(DIRECTIONS)
Copy each line of the listing below exactly.

Stored data
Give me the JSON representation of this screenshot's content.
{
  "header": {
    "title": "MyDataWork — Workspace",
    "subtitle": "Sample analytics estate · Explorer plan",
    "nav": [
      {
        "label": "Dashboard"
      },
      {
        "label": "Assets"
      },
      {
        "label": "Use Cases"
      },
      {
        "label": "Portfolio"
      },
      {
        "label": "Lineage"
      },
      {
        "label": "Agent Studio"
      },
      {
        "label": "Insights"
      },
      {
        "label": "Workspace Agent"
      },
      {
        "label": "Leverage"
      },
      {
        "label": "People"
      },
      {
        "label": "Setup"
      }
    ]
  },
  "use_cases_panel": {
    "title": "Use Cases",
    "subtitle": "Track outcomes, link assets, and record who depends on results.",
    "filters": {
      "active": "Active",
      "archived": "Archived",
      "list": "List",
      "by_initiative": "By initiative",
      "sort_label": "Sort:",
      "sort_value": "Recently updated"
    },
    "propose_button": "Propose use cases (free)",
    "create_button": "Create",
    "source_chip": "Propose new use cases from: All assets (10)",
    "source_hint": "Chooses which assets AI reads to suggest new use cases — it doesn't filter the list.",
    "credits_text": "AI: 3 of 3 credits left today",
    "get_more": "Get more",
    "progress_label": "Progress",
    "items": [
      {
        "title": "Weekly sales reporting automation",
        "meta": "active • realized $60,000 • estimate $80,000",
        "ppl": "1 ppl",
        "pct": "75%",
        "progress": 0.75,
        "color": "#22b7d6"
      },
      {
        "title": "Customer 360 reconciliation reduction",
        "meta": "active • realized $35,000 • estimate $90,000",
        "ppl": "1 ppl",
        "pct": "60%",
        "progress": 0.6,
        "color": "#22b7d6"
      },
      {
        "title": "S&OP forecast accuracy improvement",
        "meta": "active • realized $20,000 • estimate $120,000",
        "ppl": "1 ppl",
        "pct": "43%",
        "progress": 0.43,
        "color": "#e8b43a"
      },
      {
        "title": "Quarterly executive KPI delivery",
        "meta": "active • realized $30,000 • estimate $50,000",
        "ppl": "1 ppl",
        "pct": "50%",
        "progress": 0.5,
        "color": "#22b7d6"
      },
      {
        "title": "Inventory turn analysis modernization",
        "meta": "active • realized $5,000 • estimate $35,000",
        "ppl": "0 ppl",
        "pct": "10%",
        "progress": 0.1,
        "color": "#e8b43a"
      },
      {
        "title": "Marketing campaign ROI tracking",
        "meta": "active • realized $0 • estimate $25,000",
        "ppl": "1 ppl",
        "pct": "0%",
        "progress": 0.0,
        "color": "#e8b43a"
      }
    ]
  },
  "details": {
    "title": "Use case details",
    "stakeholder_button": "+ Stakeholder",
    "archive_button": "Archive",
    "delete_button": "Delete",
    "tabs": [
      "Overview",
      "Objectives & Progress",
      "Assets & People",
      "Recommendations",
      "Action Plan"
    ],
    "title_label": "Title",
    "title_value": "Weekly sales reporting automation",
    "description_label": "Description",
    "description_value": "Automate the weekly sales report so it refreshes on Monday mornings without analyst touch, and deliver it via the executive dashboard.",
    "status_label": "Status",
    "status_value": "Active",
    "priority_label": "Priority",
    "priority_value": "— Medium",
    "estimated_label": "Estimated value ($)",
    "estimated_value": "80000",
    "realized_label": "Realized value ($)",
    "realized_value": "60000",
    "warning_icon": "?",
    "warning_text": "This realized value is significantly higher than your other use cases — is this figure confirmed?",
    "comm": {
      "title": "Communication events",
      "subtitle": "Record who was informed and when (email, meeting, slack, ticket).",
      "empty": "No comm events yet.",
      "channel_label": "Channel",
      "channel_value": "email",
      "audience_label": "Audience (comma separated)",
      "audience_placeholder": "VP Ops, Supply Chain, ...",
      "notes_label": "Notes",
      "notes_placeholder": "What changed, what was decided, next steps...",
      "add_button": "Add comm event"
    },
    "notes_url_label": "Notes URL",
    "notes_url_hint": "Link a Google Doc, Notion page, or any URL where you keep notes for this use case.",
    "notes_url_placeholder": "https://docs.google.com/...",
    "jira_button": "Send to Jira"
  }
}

(IN RESPONSE)
Give me the JSON representation of this screenshot's content.
{
  "header": {
    "title": "MyDataWork — Workspace",
    "subtitle": "Sample analytics estate · Explorer plan",
    "nav": [
      {
        "label": "Dashboard"
      },
      {
        "label": "Assets"
      },
      {
        "label": "Use Cases"
      },
      {
        "label": "Portfolio"
      },
      {
        "label": "Lineage"
      },
      {
        "label": "Agent Studio"
      },
      {
        "label": "Insights"
      },
      {
        "label": "Workspace Agent"
      },
      {
        "label": "Leverage"
      },
      {
        "label": "People"
      },
      {
        "label": "Setup"
      }
    ]
  },
  "use_cases_panel": {
    "title": "Use Cases",
    "subtitle": "Track outcomes, link assets, and record who depends on results.",
    "filters": {
      "active": "Active",
      "archived": "Archived",
      "list": "List",
      "by_initiative": "By initiative",
      "sort_label": "Sort:",
      "sort_value": "Recently updated"
    },
    "propose_button": "Propose use cases (free)",
    "create_button": "Create",
    "source_chip": "Propose new use cases from: All assets (10)",
    "source_hint": "Chooses which assets AI reads to suggest new use cases — it doesn't filter the list.",
    "credits_text": "AI: 3 of 3 credits left today",
    "get_more": "Get more",
    "progress_label": "Progress",
    "items": [
      {
        "title": "Weekly sales reporting automation",
        "meta": "active • realized $60,000 • estimate $80,000",
        "ppl": "1 ppl",
        "pct": "75%",
        "progress": 0.75,
        "color": "#22b7d6"
      },
      {
        "title": "Customer 360 reconciliation reduction",
        "meta": "active • realized $35,000 • estimate $90,000",
        "ppl": "1 ppl",
        "pct": "60%",
        "progress": 0.6,
        "color": "#22b7d6"
      },
      {
        "title": "S&OP forecast accuracy improvement",
        "meta": "active • realized $20,000 • estimate $120,000",
        "ppl": "1 ppl",
        "pct": "43%",
        "progress": 0.43,
        "color": "#e8b43a"
      },
      {
        "title": "Quarterly executive KPI delivery",
        "meta": "active • realized $30,000 • estimate $50,000",
        "ppl": "1 ppl",
        "pct": "50%",
        "progress": 0.5,
        "color": "#22b7d6"
      },
      {
        "title": "Inventory turn analysis modernization",
        "meta": "active • realized $5,000 • estimate $35,000",
        "ppl": "0 ppl",
        "pct": "10%",
        "progress": 0.1,
        "color": "#e8b43a"
      },
      {
        "title": "Marketing campaign ROI tracking",
        "meta": "active • realized $0 • estimate $25,000",
        "ppl": "1 ppl",
        "pct": "0%",
        "progress": 0.0,
        "color": "#e8b43a"
      }
    ]
  },
  "details": {
    "title": "Use case details",
    "stakeholder_button": "+ Stakeholder",
    "archive_button": "Archive",
    "delete_button": "Delete",
    "tabs": [
      "Overview",
      "Objectives & Progress",
      "Assets & People",
      "Recommendations",
      "Action Plan"
    ],
    "title_label": "Title",
    "title_value": "Weekly sales reporting automation",
    "description_label": "Description",
    "description_value": "Automate the weekly sales report so it refreshes on Monday mornings without analyst touch, and deliver it via the executive dashboard.",
    "status_label": "Status",
    "status_value": "Active",
    "priority_label": "Priority",
    "priority_value": "— Medium",
    "estimated_label": "Estimated value ($)",
    "estimated_value": "80000",
    "realized_label": "Realized value ($)",
    "realized_value": "60000",
    "warning_icon": "?",
    "warning_text": "This realized value is significantly higher than your other use cases — is this figure confirmed?",
    "comm": {
      "title": "Communication events",
      "subtitle": "Record who was informed and when (email, meeting, slack, ticket).",
      "empty": "No comm events yet.",
      "channel_label": "Channel",
      "channel_value": "email",
      "audience_label": "Audience (comma separated)",
      "audience_placeholder": "VP Ops, Supply Chain, ...",
      "notes_label": "Notes",
      "notes_placeholder": "What changed, what was decided, next steps...",
      "add_button": "Add comm event"
    },
    "notes_url_label": "Notes URL",
    "notes_url_hint": "Link a Google Doc, Notion page, or any URL where you keep notes for this use case.",
    "notes_url_placeholder": "https://docs.google.com/...",
    "jira_button": "Send to Jira"
  }
}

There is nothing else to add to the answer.